WORK TO COMPLETE — Extract the full set of records, then give each one again exactly.

Collected data entries —

[Start]

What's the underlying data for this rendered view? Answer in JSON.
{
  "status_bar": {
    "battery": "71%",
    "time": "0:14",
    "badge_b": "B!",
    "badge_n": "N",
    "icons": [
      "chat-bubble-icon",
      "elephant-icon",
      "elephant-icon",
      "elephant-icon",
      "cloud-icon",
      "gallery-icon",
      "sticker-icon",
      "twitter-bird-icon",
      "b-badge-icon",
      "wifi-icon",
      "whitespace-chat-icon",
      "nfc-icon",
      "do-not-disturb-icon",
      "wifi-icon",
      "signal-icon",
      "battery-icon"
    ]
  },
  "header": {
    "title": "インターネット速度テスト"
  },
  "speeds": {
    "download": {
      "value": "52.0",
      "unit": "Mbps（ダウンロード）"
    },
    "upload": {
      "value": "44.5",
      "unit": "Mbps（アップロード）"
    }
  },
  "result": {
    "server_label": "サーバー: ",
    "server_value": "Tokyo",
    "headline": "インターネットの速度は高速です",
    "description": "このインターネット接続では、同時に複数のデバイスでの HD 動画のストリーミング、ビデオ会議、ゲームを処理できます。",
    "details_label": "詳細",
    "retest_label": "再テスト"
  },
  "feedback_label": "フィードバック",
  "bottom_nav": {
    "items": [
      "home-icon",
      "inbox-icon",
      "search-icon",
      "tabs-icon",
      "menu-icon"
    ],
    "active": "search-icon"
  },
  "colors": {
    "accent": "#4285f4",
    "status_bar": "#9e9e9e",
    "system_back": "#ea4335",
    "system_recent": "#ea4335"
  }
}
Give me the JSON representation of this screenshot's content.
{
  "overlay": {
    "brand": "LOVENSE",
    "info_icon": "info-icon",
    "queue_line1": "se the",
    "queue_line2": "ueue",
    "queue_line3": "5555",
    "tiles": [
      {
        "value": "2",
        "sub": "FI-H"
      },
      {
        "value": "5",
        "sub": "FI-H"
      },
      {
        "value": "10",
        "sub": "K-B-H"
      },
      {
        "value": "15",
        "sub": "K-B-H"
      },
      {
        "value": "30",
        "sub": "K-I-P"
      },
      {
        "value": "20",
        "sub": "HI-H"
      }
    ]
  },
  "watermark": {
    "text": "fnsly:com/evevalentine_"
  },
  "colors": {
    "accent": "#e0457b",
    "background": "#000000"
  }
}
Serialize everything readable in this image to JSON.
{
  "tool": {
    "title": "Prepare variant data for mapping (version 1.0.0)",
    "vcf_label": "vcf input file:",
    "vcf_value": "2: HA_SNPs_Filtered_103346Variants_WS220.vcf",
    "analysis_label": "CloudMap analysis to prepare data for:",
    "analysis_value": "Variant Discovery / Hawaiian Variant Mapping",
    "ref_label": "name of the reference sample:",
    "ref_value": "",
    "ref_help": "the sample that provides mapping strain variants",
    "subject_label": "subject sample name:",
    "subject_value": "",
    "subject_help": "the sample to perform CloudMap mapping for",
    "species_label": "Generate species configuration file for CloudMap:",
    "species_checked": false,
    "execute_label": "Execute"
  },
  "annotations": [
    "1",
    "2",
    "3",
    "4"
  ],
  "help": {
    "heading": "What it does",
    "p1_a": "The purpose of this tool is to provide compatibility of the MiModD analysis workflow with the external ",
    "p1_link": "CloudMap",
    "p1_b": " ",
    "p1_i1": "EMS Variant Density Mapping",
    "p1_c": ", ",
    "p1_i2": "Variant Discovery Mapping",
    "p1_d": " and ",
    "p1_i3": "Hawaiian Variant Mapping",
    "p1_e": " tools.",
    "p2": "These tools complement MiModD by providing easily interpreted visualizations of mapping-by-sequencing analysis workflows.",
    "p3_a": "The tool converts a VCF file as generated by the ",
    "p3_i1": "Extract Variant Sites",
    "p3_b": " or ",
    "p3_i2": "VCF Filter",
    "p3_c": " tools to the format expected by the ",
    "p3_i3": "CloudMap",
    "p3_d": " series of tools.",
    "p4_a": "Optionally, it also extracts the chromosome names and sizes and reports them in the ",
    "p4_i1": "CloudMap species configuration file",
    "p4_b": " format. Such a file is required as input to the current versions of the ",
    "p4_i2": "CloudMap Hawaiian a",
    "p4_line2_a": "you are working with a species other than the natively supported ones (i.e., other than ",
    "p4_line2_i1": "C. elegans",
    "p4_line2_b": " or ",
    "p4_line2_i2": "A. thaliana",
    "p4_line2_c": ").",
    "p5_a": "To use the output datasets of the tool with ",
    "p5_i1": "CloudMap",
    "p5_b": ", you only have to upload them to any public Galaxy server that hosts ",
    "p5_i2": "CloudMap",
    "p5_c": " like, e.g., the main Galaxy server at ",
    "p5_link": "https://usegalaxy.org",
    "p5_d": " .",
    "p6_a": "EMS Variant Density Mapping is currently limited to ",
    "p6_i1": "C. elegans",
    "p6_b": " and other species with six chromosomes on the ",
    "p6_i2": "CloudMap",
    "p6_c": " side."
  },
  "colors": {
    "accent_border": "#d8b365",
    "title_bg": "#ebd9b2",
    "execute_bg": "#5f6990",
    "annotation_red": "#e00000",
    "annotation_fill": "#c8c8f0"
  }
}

[End]

RESULT FOR THIS EXERCISE —
What's the underlying data for this rendered view? Answer in JSON.
{
  "status_bar": {
    "battery": "71%",
    "time": "0:14",
    "badge_b": "B!",
    "badge_n": "N",
    "icons": [
      "chat-bubble-icon",
      "elephant-icon",
      "elephant-icon",
      "elephant-icon",
      "cloud-icon",
      "gallery-icon",
      "sticker-icon",
      "twitter-bird-icon",
      "b-badge-icon",
      "wifi-icon",
      "whitespace-chat-icon",
      "nfc-icon",
      "do-not-disturb-icon",
      "wifi-icon",
      "signal-icon",
      "battery-icon"
    ]
  },
  "header": {
    "title": "インターネット速度テスト"
  },
  "speeds": {
    "download": {
      "value": "52.0",
      "unit": "Mbps（ダウンロード）"
    },
    "upload": {
      "value": "44.5",
      "unit": "Mbps（アップロード）"
    }
  },
  "result": {
    "server_label": "サーバー: ",
    "server_value": "Tokyo",
    "headline": "インターネットの速度は高速です",
    "description": "このインターネット接続では、同時に複数のデバイスでの HD 動画のストリーミング、ビデオ会議、ゲームを処理できます。",
    "details_label": "詳細",
    "retest_label": "再テスト"
  },
  "feedback_label": "フィードバック",
  "bottom_nav": {
    "items": [
      "home-icon",
      "inbox-icon",
      "search-icon",
      "tabs-icon",
      "menu-icon"
    ],
    "active": "search-icon"
  },
  "colors": {
    "accent": "#4285f4",
    "status_bar": "#9e9e9e",
    "system_back": "#ea4335",
    "system_recent": "#ea4335"
  }
}
Give me the JSON representation of this screenshot's content.
{
  "overlay": {
    "brand": "LOVENSE",
    "info_icon": "info-icon",
    "queue_line1": "se the",
    "queue_line2": "ueue",
    "queue_line3": "5555",
    "tiles": [
      {
        "value": "2",
        "sub": "FI-H"
      },
      {
        "value": "5",
        "sub": "FI-H"
      },
      {
        "value": "10",
        "sub": "K-B-H"
      },
      {
        "value": "15",
        "sub": "K-B-H"
      },
      {
        "value": "30",
        "sub": "K-I-P"
      },
      {
        "value": "20",
        "sub": "HI-H"
      }
    ]
  },
  "watermark": {
    "text": "fnsly:com/evevalentine_"
  },
  "colors": {
    "accent": "#e0457b",
    "background": "#000000"
  }
}
Serialize everything readable in this image to JSON.
{
  "tool": {
    "title": "Prepare variant data for mapping (version 1.0.0)",
    "vcf_label": "vcf input file:",
    "vcf_value": "2: HA_SNPs_Filtered_103346Variants_WS220.vcf",
    "analysis_label": "CloudMap analysis to prepare data for:",
    "analysis_value": "Variant Discovery / Hawaiian Variant Mapping",
    "ref_label": "name of the reference sample:",
    "ref_value": "",
    "ref_help": "the sample that provides mapping strain variants",
    "subject_label": "subject sample name:",
    "subject_value": "",
    "subject_help": "the sample to perform CloudMap mapping for",
    "species_label": "Generate species configuration file for CloudMap:",
    "species_checked": false,
    "execute_label": "Execute"
  },
  "annotations": [
    "1",
    "2",
    "3",
    "4"
  ],
  "help": {
    "heading": "What it does",
    "p1_a": "The purpose of this tool is to provide compatibility of the MiModD analysis workflow with the external ",
    "p1_link": "CloudMap",
    "p1_b": " ",
    "p1_i1": "EMS Variant Density Mapping",
    "p1_c": ", ",
    "p1_i2": "Variant Discovery Mapping",
    "p1_d": " and ",
    "p1_i3": "Hawaiian Variant Mapping",
    "p1_e": " tools.",
    "p2": "These tools complement MiModD by providing easily interpreted visualizations of mapping-by-sequencing analysis workflows.",
    "p3_a": "The tool converts a VCF file as generated by the ",
    "p3_i1": "Extract Variant Sites",
    "p3_b": " or ",
    "p3_i2": "VCF Filter",
    "p3_c": " tools to the format expected by the ",
    "p3_i3": "CloudMap",
    "p3_d": " series of tools.",
    "p4_a": "Optionally, it also extracts the chromosome names and sizes and reports them in the ",
    "p4_i1": "CloudMap species configuration file",
    "p4_b": " format. Such a file is required as input to the current versions of the ",
    "p4_i2": "CloudMap Hawaiian a",
    "p4_line2_a": "you are working with a species other than the natively supported ones (i.e., other than ",
    "p4_line2_i1": "C. elegans",
    "p4_line2_b": " or ",
    "p4_line2_i2": "A. thaliana",
    "p4_line2_c": ").",
    "p5_a": "To use the output datasets of the tool with ",
    "p5_i1": "CloudMap",
    "p5_b": ", you only have to upload them to any public Galaxy server that hosts ",
    "p5_i2": "CloudMap",
    "p5_c": " like, e.g., the main Galaxy server at ",
    "p5_link": "https://usegalaxy.org",
    "p5_d": " .",
    "p6_a": "EMS Variant Density Mapping is currently limited to ",
    "p6_i1": "C. elegans",
    "p6_b": " and other species with six chromosomes on the ",
    "p6_i2": "CloudMap",
    "p6_c": " side."
  },
  "colors": {
    "accent_border": "#d8b365",
    "title_bg": "#ebd9b2",
    "execute_bg": "#5f6990",
    "annotation_red": "#e00000",
    "annotation_fill": "#c8c8f0"
  }
}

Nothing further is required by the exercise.